■ PROBLEM: Determine how many lines contain the string "title". Reply with that figure and nothing else.

■ Dataset excerpts:
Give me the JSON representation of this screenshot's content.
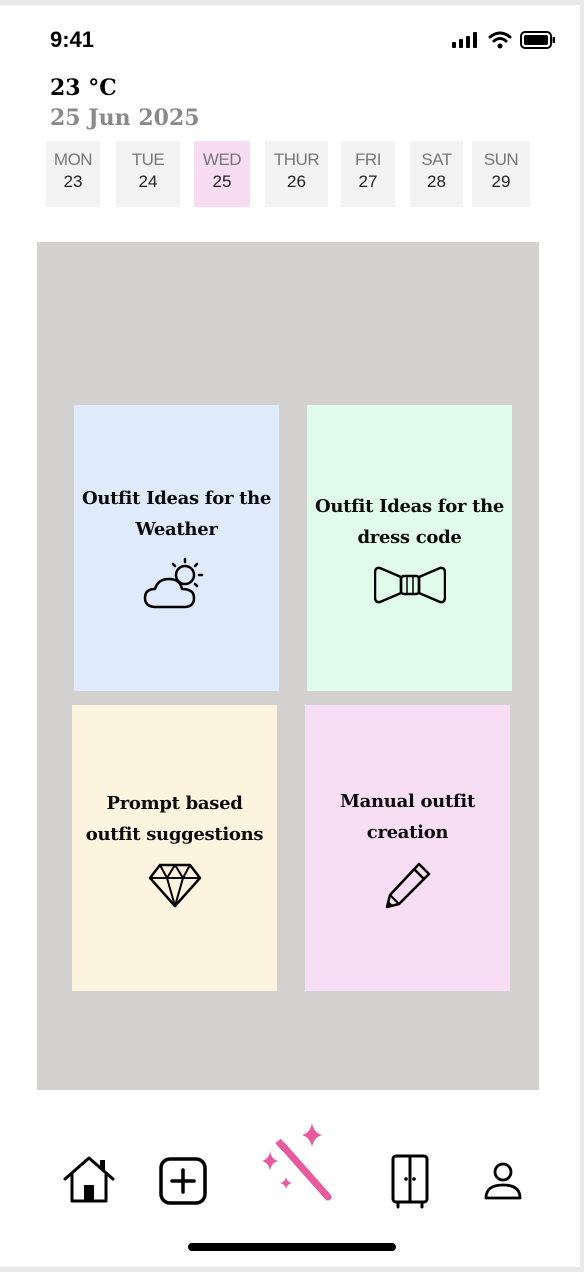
{
  "status": {
    "time": "9:41"
  },
  "weather": {
    "temperature": "23 °C",
    "date": "25 Jun 2025"
  },
  "days": [
    {
      "name": "MON",
      "num": "23",
      "active": false
    },
    {
      "name": "TUE",
      "num": "24",
      "active": false
    },
    {
      "name": "WED",
      "num": "25",
      "active": true
    },
    {
      "name": "THUR",
      "num": "26",
      "active": false
    },
    {
      "name": "FRI",
      "num": "27",
      "active": false
    },
    {
      "name": "SAT",
      "num": "28",
      "active": false
    },
    {
      "name": "SUN",
      "num": "29",
      "active": false
    }
  ],
  "cards": {
    "weather": {
      "title": "Outfit Ideas for the Weather",
      "icon": "sun-cloud-icon",
      "color": "#dfebfb"
    },
    "dresscode": {
      "title": "Outfit Ideas for the dress code",
      "icon": "bow-tie-icon",
      "color": "#e1fbea"
    },
    "prompt": {
      "title": "Prompt based outfit suggestions",
      "icon": "diamond-icon",
      "color": "#fdf4e0"
    },
    "manual": {
      "title": "Manual outfit creation",
      "icon": "pencil-icon",
      "color": "#f8def4"
    }
  },
  "nav": {
    "items": [
      "home-icon",
      "add-icon",
      "magic-wand-icon",
      "wardrobe-icon",
      "profile-icon"
    ],
    "accent": "#e85a9e"
  }
}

■ PROBLEM SOLUTION: 4